Leaving out the pictures, please retype each record exactly.

─── RECORDS TO PROCESS

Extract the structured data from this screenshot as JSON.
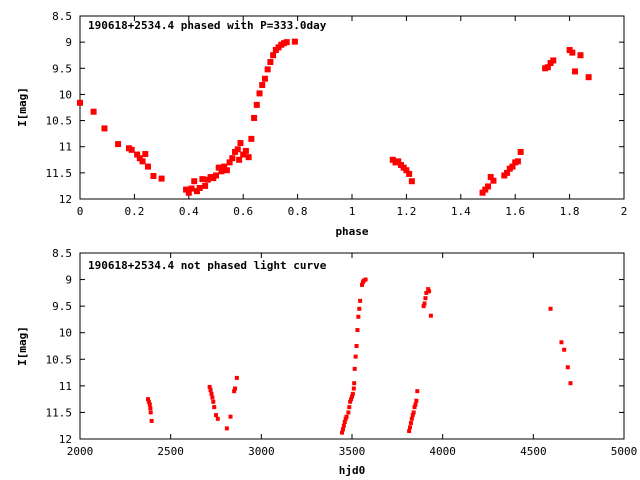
{
  "chart_data": [
    {
      "type": "scatter",
      "title": "190618+2534.4 phased with P=333.0day",
      "xlabel": "phase",
      "ylabel": "I[mag]",
      "xlim": [
        0,
        2
      ],
      "ylim": [
        12,
        8.5
      ],
      "y_inverted": true,
      "grid": false,
      "x_ticks": [
        "0",
        "0.2",
        "0.4",
        "0.6",
        "0.8",
        "1",
        "1.2",
        "1.4",
        "1.6",
        "1.8",
        "2"
      ],
      "x_tick_values": [
        0,
        0.2,
        0.4,
        0.6,
        0.8,
        1,
        1.2,
        1.4,
        1.6,
        1.8,
        2
      ],
      "y_ticks": [
        "8.5",
        "9",
        "9.5",
        "10",
        "10.5",
        "11",
        "11.5",
        "12"
      ],
      "y_tick_values": [
        8.5,
        9,
        9.5,
        10,
        10.5,
        11,
        11.5,
        12
      ],
      "marker_color": "#ff0000",
      "points": [
        [
          0.0,
          10.16
        ],
        [
          0.05,
          10.33
        ],
        [
          0.09,
          10.65
        ],
        [
          0.14,
          10.95
        ],
        [
          0.18,
          11.03
        ],
        [
          0.19,
          11.06
        ],
        [
          0.21,
          11.15
        ],
        [
          0.22,
          11.22
        ],
        [
          0.23,
          11.28
        ],
        [
          0.24,
          11.14
        ],
        [
          0.25,
          11.38
        ],
        [
          0.27,
          11.56
        ],
        [
          0.3,
          11.61
        ],
        [
          0.39,
          11.82
        ],
        [
          0.4,
          11.88
        ],
        [
          0.41,
          11.8
        ],
        [
          0.42,
          11.66
        ],
        [
          0.43,
          11.85
        ],
        [
          0.44,
          11.79
        ],
        [
          0.45,
          11.62
        ],
        [
          0.46,
          11.75
        ],
        [
          0.47,
          11.63
        ],
        [
          0.48,
          11.58
        ],
        [
          0.49,
          11.6
        ],
        [
          0.5,
          11.55
        ],
        [
          0.51,
          11.4
        ],
        [
          0.52,
          11.47
        ],
        [
          0.53,
          11.38
        ],
        [
          0.54,
          11.45
        ],
        [
          0.55,
          11.3
        ],
        [
          0.56,
          11.22
        ],
        [
          0.57,
          11.1
        ],
        [
          0.58,
          11.05
        ],
        [
          0.585,
          11.25
        ],
        [
          0.59,
          10.93
        ],
        [
          0.6,
          11.15
        ],
        [
          0.61,
          11.08
        ],
        [
          0.62,
          11.2
        ],
        [
          0.63,
          10.85
        ],
        [
          0.64,
          10.45
        ],
        [
          0.65,
          10.2
        ],
        [
          0.66,
          9.98
        ],
        [
          0.67,
          9.82
        ],
        [
          0.68,
          9.7
        ],
        [
          0.69,
          9.52
        ],
        [
          0.7,
          9.38
        ],
        [
          0.71,
          9.25
        ],
        [
          0.72,
          9.15
        ],
        [
          0.73,
          9.1
        ],
        [
          0.74,
          9.05
        ],
        [
          0.75,
          9.02
        ],
        [
          0.76,
          9.0
        ],
        [
          0.79,
          8.99
        ],
        [
          1.15,
          11.25
        ],
        [
          1.16,
          11.3
        ],
        [
          1.17,
          11.28
        ],
        [
          1.18,
          11.35
        ],
        [
          1.19,
          11.4
        ],
        [
          1.2,
          11.45
        ],
        [
          1.21,
          11.52
        ],
        [
          1.22,
          11.66
        ],
        [
          1.48,
          11.88
        ],
        [
          1.49,
          11.82
        ],
        [
          1.5,
          11.76
        ],
        [
          1.51,
          11.58
        ],
        [
          1.52,
          11.65
        ],
        [
          1.56,
          11.55
        ],
        [
          1.57,
          11.5
        ],
        [
          1.58,
          11.42
        ],
        [
          1.59,
          11.38
        ],
        [
          1.6,
          11.3
        ],
        [
          1.61,
          11.28
        ],
        [
          1.62,
          11.1
        ],
        [
          1.71,
          9.5
        ],
        [
          1.72,
          9.48
        ],
        [
          1.73,
          9.4
        ],
        [
          1.74,
          9.35
        ],
        [
          1.8,
          9.15
        ],
        [
          1.81,
          9.2
        ],
        [
          1.82,
          9.56
        ],
        [
          1.84,
          9.25
        ],
        [
          1.87,
          9.67
        ]
      ]
    },
    {
      "type": "scatter",
      "title": "190618+2534.4 not phased light curve",
      "xlabel": "hjd0",
      "ylabel": "I[mag]",
      "xlim": [
        2000,
        5000
      ],
      "ylim": [
        12,
        8.5
      ],
      "y_inverted": true,
      "grid": false,
      "x_ticks": [
        "2000",
        "2500",
        "3000",
        "3500",
        "4000",
        "4500",
        "5000"
      ],
      "x_tick_values": [
        2000,
        2500,
        3000,
        3500,
        4000,
        4500,
        5000
      ],
      "y_ticks": [
        "8.5",
        "9",
        "9.5",
        "10",
        "10.5",
        "11",
        "11.5",
        "12"
      ],
      "y_tick_values": [
        8.5,
        9,
        9.5,
        10,
        10.5,
        11,
        11.5,
        12
      ],
      "marker_color": "#ff0000",
      "points": [
        [
          2375,
          11.25
        ],
        [
          2380,
          11.3
        ],
        [
          2385,
          11.35
        ],
        [
          2388,
          11.42
        ],
        [
          2390,
          11.5
        ],
        [
          2395,
          11.66
        ],
        [
          2715,
          11.02
        ],
        [
          2720,
          11.08
        ],
        [
          2725,
          11.15
        ],
        [
          2730,
          11.22
        ],
        [
          2735,
          11.3
        ],
        [
          2740,
          11.4
        ],
        [
          2750,
          11.55
        ],
        [
          2760,
          11.62
        ],
        [
          2810,
          11.8
        ],
        [
          2830,
          11.58
        ],
        [
          2850,
          11.1
        ],
        [
          2855,
          11.05
        ],
        [
          2865,
          10.85
        ],
        [
          3445,
          11.88
        ],
        [
          3450,
          11.82
        ],
        [
          3455,
          11.75
        ],
        [
          3460,
          11.68
        ],
        [
          3465,
          11.62
        ],
        [
          3470,
          11.58
        ],
        [
          3480,
          11.5
        ],
        [
          3485,
          11.4
        ],
        [
          3490,
          11.3
        ],
        [
          3495,
          11.25
        ],
        [
          3500,
          11.2
        ],
        [
          3505,
          11.15
        ],
        [
          3510,
          11.05
        ],
        [
          3512,
          10.95
        ],
        [
          3515,
          10.68
        ],
        [
          3520,
          10.45
        ],
        [
          3525,
          10.25
        ],
        [
          3530,
          9.95
        ],
        [
          3535,
          9.7
        ],
        [
          3540,
          9.55
        ],
        [
          3545,
          9.4
        ],
        [
          3555,
          9.1
        ],
        [
          3560,
          9.05
        ],
        [
          3565,
          9.02
        ],
        [
          3575,
          9.0
        ],
        [
          3815,
          11.85
        ],
        [
          3820,
          11.78
        ],
        [
          3825,
          11.7
        ],
        [
          3830,
          11.62
        ],
        [
          3835,
          11.55
        ],
        [
          3840,
          11.5
        ],
        [
          3845,
          11.4
        ],
        [
          3850,
          11.35
        ],
        [
          3855,
          11.28
        ],
        [
          3860,
          11.1
        ],
        [
          3895,
          9.5
        ],
        [
          3900,
          9.45
        ],
        [
          3905,
          9.35
        ],
        [
          3910,
          9.25
        ],
        [
          3920,
          9.18
        ],
        [
          3925,
          9.22
        ],
        [
          3935,
          9.68
        ],
        [
          4595,
          9.55
        ],
        [
          4655,
          10.18
        ],
        [
          4670,
          10.32
        ],
        [
          4690,
          10.65
        ],
        [
          4705,
          10.95
        ]
      ]
    }
  ]
}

──────

▶ REPLY TO THE TASK:
Extract the structured data from this screenshot as JSON.
{
  "chart_data": [
    {
      "type": "scatter",
      "title": "190618+2534.4 phased with P=333.0day",
      "xlabel": "phase",
      "ylabel": "I[mag]",
      "xlim": [
        0,
        2
      ],
      "ylim": [
        12,
        8.5
      ],
      "y_inverted": true,
      "grid": false,
      "x_ticks": [
        "0",
        "0.2",
        "0.4",
        "0.6",
        "0.8",
        "1",
        "1.2",
        "1.4",
        "1.6",
        "1.8",
        "2"
      ],
      "x_tick_values": [
        0,
        0.2,
        0.4,
        0.6,
        0.8,
        1,
        1.2,
        1.4,
        1.6,
        1.8,
        2
      ],
      "y_ticks": [
        "8.5",
        "9",
        "9.5",
        "10",
        "10.5",
        "11",
        "11.5",
        "12"
      ],
      "y_tick_values": [
        8.5,
        9,
        9.5,
        10,
        10.5,
        11,
        11.5,
        12
      ],
      "marker_color": "#ff0000",
      "points": [
        [
          0.0,
          10.16
        ],
        [
          0.05,
          10.33
        ],
        [
          0.09,
          10.65
        ],
        [
          0.14,
          10.95
        ],
        [
          0.18,
          11.03
        ],
        [
          0.19,
          11.06
        ],
        [
          0.21,
          11.15
        ],
        [
          0.22,
          11.22
        ],
        [
          0.23,
          11.28
        ],
        [
          0.24,
          11.14
        ],
        [
          0.25,
          11.38
        ],
        [
          0.27,
          11.56
        ],
        [
          0.3,
          11.61
        ],
        [
          0.39,
          11.82
        ],
        [
          0.4,
          11.88
        ],
        [
          0.41,
          11.8
        ],
        [
          0.42,
          11.66
        ],
        [
          0.43,
          11.85
        ],
        [
          0.44,
          11.79
        ],
        [
          0.45,
          11.62
        ],
        [
          0.46,
          11.75
        ],
        [
          0.47,
          11.63
        ],
        [
          0.48,
          11.58
        ],
        [
          0.49,
          11.6
        ],
        [
          0.5,
          11.55
        ],
        [
          0.51,
          11.4
        ],
        [
          0.52,
          11.47
        ],
        [
          0.53,
          11.38
        ],
        [
          0.54,
          11.45
        ],
        [
          0.55,
          11.3
        ],
        [
          0.56,
          11.22
        ],
        [
          0.57,
          11.1
        ],
        [
          0.58,
          11.05
        ],
        [
          0.585,
          11.25
        ],
        [
          0.59,
          10.93
        ],
        [
          0.6,
          11.15
        ],
        [
          0.61,
          11.08
        ],
        [
          0.62,
          11.2
        ],
        [
          0.63,
          10.85
        ],
        [
          0.64,
          10.45
        ],
        [
          0.65,
          10.2
        ],
        [
          0.66,
          9.98
        ],
        [
          0.67,
          9.82
        ],
        [
          0.68,
          9.7
        ],
        [
          0.69,
          9.52
        ],
        [
          0.7,
          9.38
        ],
        [
          0.71,
          9.25
        ],
        [
          0.72,
          9.15
        ],
        [
          0.73,
          9.1
        ],
        [
          0.74,
          9.05
        ],
        [
          0.75,
          9.02
        ],
        [
          0.76,
          9.0
        ],
        [
          0.79,
          8.99
        ],
        [
          1.15,
          11.25
        ],
        [
          1.16,
          11.3
        ],
        [
          1.17,
          11.28
        ],
        [
          1.18,
          11.35
        ],
        [
          1.19,
          11.4
        ],
        [
          1.2,
          11.45
        ],
        [
          1.21,
          11.52
        ],
        [
          1.22,
          11.66
        ],
        [
          1.48,
          11.88
        ],
        [
          1.49,
          11.82
        ],
        [
          1.5,
          11.76
        ],
        [
          1.51,
          11.58
        ],
        [
          1.52,
          11.65
        ],
        [
          1.56,
          11.55
        ],
        [
          1.57,
          11.5
        ],
        [
          1.58,
          11.42
        ],
        [
          1.59,
          11.38
        ],
        [
          1.6,
          11.3
        ],
        [
          1.61,
          11.28
        ],
        [
          1.62,
          11.1
        ],
        [
          1.71,
          9.5
        ],
        [
          1.72,
          9.48
        ],
        [
          1.73,
          9.4
        ],
        [
          1.74,
          9.35
        ],
        [
          1.8,
          9.15
        ],
        [
          1.81,
          9.2
        ],
        [
          1.82,
          9.56
        ],
        [
          1.84,
          9.25
        ],
        [
          1.87,
          9.67
        ]
      ]
    },
    {
      "type": "scatter",
      "title": "190618+2534.4 not phased light curve",
      "xlabel": "hjd0",
      "ylabel": "I[mag]",
      "xlim": [
        2000,
        5000
      ],
      "ylim": [
        12,
        8.5
      ],
      "y_inverted": true,
      "grid": false,
      "x_ticks": [
        "2000",
        "2500",
        "3000",
        "3500",
        "4000",
        "4500",
        "5000"
      ],
      "x_tick_values": [
        2000,
        2500,
        3000,
        3500,
        4000,
        4500,
        5000
      ],
      "y_ticks": [
        "8.5",
        "9",
        "9.5",
        "10",
        "10.5",
        "11",
        "11.5",
        "12"
      ],
      "y_tick_values": [
        8.5,
        9,
        9.5,
        10,
        10.5,
        11,
        11.5,
        12
      ],
      "marker_color": "#ff0000",
      "points": [
        [
          2375,
          11.25
        ],
        [
          2380,
          11.3
        ],
        [
          2385,
          11.35
        ],
        [
          2388,
          11.42
        ],
        [
          2390,
          11.5
        ],
        [
          2395,
          11.66
        ],
        [
          2715,
          11.02
        ],
        [
          2720,
          11.08
        ],
        [
          2725,
          11.15
        ],
        [
          2730,
          11.22
        ],
        [
          2735,
          11.3
        ],
        [
          2740,
          11.4
        ],
        [
          2750,
          11.55
        ],
        [
          2760,
          11.62
        ],
        [
          2810,
          11.8
        ],
        [
          2830,
          11.58
        ],
        [
          2850,
          11.1
        ],
        [
          2855,
          11.05
        ],
        [
          2865,
          10.85
        ],
        [
          3445,
          11.88
        ],
        [
          3450,
          11.82
        ],
        [
          3455,
          11.75
        ],
        [
          3460,
          11.68
        ],
        [
          3465,
          11.62
        ],
        [
          3470,
          11.58
        ],
        [
          3480,
          11.5
        ],
        [
          3485,
          11.4
        ],
        [
          3490,
          11.3
        ],
        [
          3495,
          11.25
        ],
        [
          3500,
          11.2
        ],
        [
          3505,
          11.15
        ],
        [
          3510,
          11.05
        ],
        [
          3512,
          10.95
        ],
        [
          3515,
          10.68
        ],
        [
          3520,
          10.45
        ],
        [
          3525,
          10.25
        ],
        [
          3530,
          9.95
        ],
        [
          3535,
          9.7
        ],
        [
          3540,
          9.55
        ],
        [
          3545,
          9.4
        ],
        [
          3555,
          9.1
        ],
        [
          3560,
          9.05
        ],
        [
          3565,
          9.02
        ],
        [
          3575,
          9.0
        ],
        [
          3815,
          11.85
        ],
        [
          3820,
          11.78
        ],
        [
          3825,
          11.7
        ],
        [
          3830,
          11.62
        ],
        [
          3835,
          11.55
        ],
        [
          3840,
          11.5
        ],
        [
          3845,
          11.4
        ],
        [
          3850,
          11.35
        ],
        [
          3855,
          11.28
        ],
        [
          3860,
          11.1
        ],
        [
          3895,
          9.5
        ],
        [
          3900,
          9.45
        ],
        [
          3905,
          9.35
        ],
        [
          3910,
          9.25
        ],
        [
          3920,
          9.18
        ],
        [
          3925,
          9.22
        ],
        [
          3935,
          9.68
        ],
        [
          4595,
          9.55
        ],
        [
          4655,
          10.18
        ],
        [
          4670,
          10.32
        ],
        [
          4690,
          10.65
        ],
        [
          4705,
          10.95
        ]
      ]
    }
  ]
}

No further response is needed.